### Material shown ###

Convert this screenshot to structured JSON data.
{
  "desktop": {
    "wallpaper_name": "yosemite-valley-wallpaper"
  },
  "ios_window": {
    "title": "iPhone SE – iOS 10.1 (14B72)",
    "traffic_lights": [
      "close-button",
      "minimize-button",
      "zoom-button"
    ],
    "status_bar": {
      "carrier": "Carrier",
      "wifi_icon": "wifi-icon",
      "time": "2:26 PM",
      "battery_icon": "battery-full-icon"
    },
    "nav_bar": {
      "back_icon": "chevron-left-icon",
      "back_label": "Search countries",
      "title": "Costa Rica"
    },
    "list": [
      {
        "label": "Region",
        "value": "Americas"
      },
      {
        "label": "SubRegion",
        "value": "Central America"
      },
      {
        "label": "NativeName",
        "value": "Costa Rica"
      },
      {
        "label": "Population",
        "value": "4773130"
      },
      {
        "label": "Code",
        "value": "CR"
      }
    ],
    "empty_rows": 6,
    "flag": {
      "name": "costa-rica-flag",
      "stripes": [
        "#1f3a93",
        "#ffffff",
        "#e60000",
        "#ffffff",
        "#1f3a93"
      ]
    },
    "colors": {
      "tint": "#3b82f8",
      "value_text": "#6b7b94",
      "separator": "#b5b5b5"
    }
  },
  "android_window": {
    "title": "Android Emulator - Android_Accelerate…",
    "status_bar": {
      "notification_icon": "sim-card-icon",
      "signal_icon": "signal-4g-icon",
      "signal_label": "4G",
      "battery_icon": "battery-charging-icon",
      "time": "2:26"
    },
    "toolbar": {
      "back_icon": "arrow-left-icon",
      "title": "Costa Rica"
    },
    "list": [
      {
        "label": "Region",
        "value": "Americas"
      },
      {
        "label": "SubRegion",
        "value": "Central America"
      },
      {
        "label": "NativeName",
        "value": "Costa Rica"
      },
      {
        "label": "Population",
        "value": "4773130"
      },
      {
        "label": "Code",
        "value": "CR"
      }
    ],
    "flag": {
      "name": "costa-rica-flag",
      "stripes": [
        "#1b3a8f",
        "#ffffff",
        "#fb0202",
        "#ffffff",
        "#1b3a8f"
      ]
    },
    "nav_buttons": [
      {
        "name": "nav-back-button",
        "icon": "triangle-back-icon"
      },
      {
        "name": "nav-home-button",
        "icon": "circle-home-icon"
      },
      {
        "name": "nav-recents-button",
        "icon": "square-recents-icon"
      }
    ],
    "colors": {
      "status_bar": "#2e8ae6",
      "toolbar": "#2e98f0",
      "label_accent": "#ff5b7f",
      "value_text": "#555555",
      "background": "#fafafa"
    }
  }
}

###

Retype every record above exactly as it appears.

Convert this screenshot to structured JSON data.
{
  "desktop": {
    "wallpaper_name": "yosemite-valley-wallpaper"
  },
  "ios_window": {
    "title": "iPhone SE – iOS 10.1 (14B72)",
    "traffic_lights": [
      "close-button",
      "minimize-button",
      "zoom-button"
    ],
    "status_bar": {
      "carrier": "Carrier",
      "wifi_icon": "wifi-icon",
      "time": "2:26 PM",
      "battery_icon": "battery-full-icon"
    },
    "nav_bar": {
      "back_icon": "chevron-left-icon",
      "back_label": "Search countries",
      "title": "Costa Rica"
    },
    "list": [
      {
        "label": "Region",
        "value": "Americas"
      },
      {
        "label": "SubRegion",
        "value": "Central America"
      },
      {
        "label": "NativeName",
        "value": "Costa Rica"
      },
      {
        "label": "Population",
        "value": "4773130"
      },
      {
        "label": "Code",
        "value": "CR"
      }
    ],
    "empty_rows": 6,
    "flag": {
      "name": "costa-rica-flag",
      "stripes": [
        "#1f3a93",
        "#ffffff",
        "#e60000",
        "#ffffff",
        "#1f3a93"
      ]
    },
    "colors": {
      "tint": "#3b82f8",
      "value_text": "#6b7b94",
      "separator": "#b5b5b5"
    }
  },
  "android_window": {
    "title": "Android Emulator - Android_Accelerate…",
    "status_bar": {
      "notification_icon": "sim-card-icon",
      "signal_icon": "signal-4g-icon",
      "signal_label": "4G",
      "battery_icon": "battery-charging-icon",
      "time": "2:26"
    },
    "toolbar": {
      "back_icon": "arrow-left-icon",
      "title": "Costa Rica"
    },
    "list": [
      {
        "label": "Region",
        "value": "Americas"
      },
      {
        "label": "SubRegion",
        "value": "Central America"
      },
      {
        "label": "NativeName",
        "value": "Costa Rica"
      },
      {
        "label": "Population",
        "value": "4773130"
      },
      {
        "label": "Code",
        "value": "CR"
      }
    ],
    "flag": {
      "name": "costa-rica-flag",
      "stripes": [
        "#1b3a8f",
        "#ffffff",
        "#fb0202",
        "#ffffff",
        "#1b3a8f"
      ]
    },
    "nav_buttons": [
      {
        "name": "nav-back-button",
        "icon": "triangle-back-icon"
      },
      {
        "name": "nav-home-button",
        "icon": "circle-home-icon"
      },
      {
        "name": "nav-recents-button",
        "icon": "square-recents-icon"
      }
    ],
    "colors": {
      "status_bar": "#2e8ae6",
      "toolbar": "#2e98f0",
      "label_accent": "#ff5b7f",
      "value_text": "#555555",
      "background": "#fafafa"
    }
  }
}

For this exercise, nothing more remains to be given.